**EXERCISE DETAILS**
Every entry must be echoed exactly.
########################################
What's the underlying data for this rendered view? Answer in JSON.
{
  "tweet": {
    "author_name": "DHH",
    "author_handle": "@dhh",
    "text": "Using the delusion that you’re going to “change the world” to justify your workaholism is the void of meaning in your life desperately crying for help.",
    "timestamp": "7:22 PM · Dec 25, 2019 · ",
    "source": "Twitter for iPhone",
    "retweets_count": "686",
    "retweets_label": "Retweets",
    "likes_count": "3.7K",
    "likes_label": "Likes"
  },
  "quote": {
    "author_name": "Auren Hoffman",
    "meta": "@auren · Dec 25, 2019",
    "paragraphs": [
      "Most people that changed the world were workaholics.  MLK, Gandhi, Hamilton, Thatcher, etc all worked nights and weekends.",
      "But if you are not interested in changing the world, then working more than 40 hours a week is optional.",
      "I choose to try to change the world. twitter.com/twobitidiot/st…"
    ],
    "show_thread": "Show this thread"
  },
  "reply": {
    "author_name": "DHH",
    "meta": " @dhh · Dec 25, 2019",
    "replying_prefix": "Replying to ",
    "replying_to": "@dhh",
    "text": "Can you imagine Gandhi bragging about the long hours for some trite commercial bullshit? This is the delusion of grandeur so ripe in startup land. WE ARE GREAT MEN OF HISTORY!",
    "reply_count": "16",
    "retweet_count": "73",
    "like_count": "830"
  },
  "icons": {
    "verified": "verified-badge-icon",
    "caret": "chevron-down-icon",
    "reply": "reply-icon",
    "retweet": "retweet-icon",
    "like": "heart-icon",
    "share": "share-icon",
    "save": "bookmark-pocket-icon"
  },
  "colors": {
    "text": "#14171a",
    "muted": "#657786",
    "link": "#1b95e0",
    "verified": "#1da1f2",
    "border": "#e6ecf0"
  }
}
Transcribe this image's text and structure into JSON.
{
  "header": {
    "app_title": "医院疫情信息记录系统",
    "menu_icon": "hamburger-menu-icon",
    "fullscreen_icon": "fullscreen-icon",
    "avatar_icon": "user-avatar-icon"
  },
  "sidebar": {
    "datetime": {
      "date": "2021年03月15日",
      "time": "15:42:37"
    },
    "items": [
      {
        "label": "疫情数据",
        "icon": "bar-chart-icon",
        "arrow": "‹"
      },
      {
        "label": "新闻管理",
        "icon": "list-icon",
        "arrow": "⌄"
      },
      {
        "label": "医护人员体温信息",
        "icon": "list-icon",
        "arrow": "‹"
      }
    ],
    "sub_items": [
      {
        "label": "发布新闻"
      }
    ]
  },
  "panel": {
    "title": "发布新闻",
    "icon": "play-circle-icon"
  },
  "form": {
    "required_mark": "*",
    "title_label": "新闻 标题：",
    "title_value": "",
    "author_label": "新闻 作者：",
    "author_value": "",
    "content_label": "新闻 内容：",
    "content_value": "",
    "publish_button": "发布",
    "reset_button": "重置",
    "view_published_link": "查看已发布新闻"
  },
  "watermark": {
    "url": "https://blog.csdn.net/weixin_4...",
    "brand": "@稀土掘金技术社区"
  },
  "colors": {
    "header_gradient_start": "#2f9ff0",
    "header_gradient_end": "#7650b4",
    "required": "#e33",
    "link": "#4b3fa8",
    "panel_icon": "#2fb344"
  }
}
########################################
**OUTPUT**
What's the underlying data for this rendered view? Answer in JSON.
{
  "tweet": {
    "author_name": "DHH",
    "author_handle": "@dhh",
    "text": "Using the delusion that you’re going to “change the world” to justify your workaholism is the void of meaning in your life desperately crying for help.",
    "timestamp": "7:22 PM · Dec 25, 2019 · ",
    "source": "Twitter for iPhone",
    "retweets_count": "686",
    "retweets_label": "Retweets",
    "likes_count": "3.7K",
    "likes_label": "Likes"
  },
  "quote": {
    "author_name": "Auren Hoffman",
    "meta": "@auren · Dec 25, 2019",
    "paragraphs": [
      "Most people that changed the world were workaholics.  MLK, Gandhi, Hamilton, Thatcher, etc all worked nights and weekends.",
      "But if you are not interested in changing the world, then working more than 40 hours a week is optional.",
      "I choose to try to change the world. twitter.com/twobitidiot/st…"
    ],
    "show_thread": "Show this thread"
  },
  "reply": {
    "author_name": "DHH",
    "meta": " @dhh · Dec 25, 2019",
    "replying_prefix": "Replying to ",
    "replying_to": "@dhh",
    "text": "Can you imagine Gandhi bragging about the long hours for some trite commercial bullshit? This is the delusion of grandeur so ripe in startup land. WE ARE GREAT MEN OF HISTORY!",
    "reply_count": "16",
    "retweet_count": "73",
    "like_count": "830"
  },
  "icons": {
    "verified": "verified-badge-icon",
    "caret": "chevron-down-icon",
    "reply": "reply-icon",
    "retweet": "retweet-icon",
    "like": "heart-icon",
    "share": "share-icon",
    "save": "bookmark-pocket-icon"
  },
  "colors": {
    "text": "#14171a",
    "muted": "#657786",
    "link": "#1b95e0",
    "verified": "#1da1f2",
    "border": "#e6ecf0"
  }
}
Transcribe this image's text and structure into JSON.
{
  "header": {
    "app_title": "医院疫情信息记录系统",
    "menu_icon": "hamburger-menu-icon",
    "fullscreen_icon": "fullscreen-icon",
    "avatar_icon": "user-avatar-icon"
  },
  "sidebar": {
    "datetime": {
      "date": "2021年03月15日",
      "time": "15:42:37"
    },
    "items": [
      {
        "label": "疫情数据",
        "icon": "bar-chart-icon",
        "arrow": "‹"
      },
      {
        "label": "新闻管理",
        "icon": "list-icon",
        "arrow": "⌄"
      },
      {
        "label": "医护人员体温信息",
        "icon": "list-icon",
        "arrow": "‹"
      }
    ],
    "sub_items": [
      {
        "label": "发布新闻"
      }
    ]
  },
  "panel": {
    "title": "发布新闻",
    "icon": "play-circle-icon"
  },
  "form": {
    "required_mark": "*",
    "title_label": "新闻 标题：",
    "title_value": "",
    "author_label": "新闻 作者：",
    "author_value": "",
    "content_label": "新闻 内容：",
    "content_value": "",
    "publish_button": "发布",
    "reset_button": "重置",
    "view_published_link": "查看已发布新闻"
  },
  "watermark": {
    "url": "https://blog.csdn.net/weixin_4...",
    "brand": "@稀土掘金技术社区"
  },
  "colors": {
    "header_gradient_start": "#2f9ff0",
    "header_gradient_end": "#7650b4",
    "required": "#e33",
    "link": "#4b3fa8",
    "panel_icon": "#2fb344"
  }
}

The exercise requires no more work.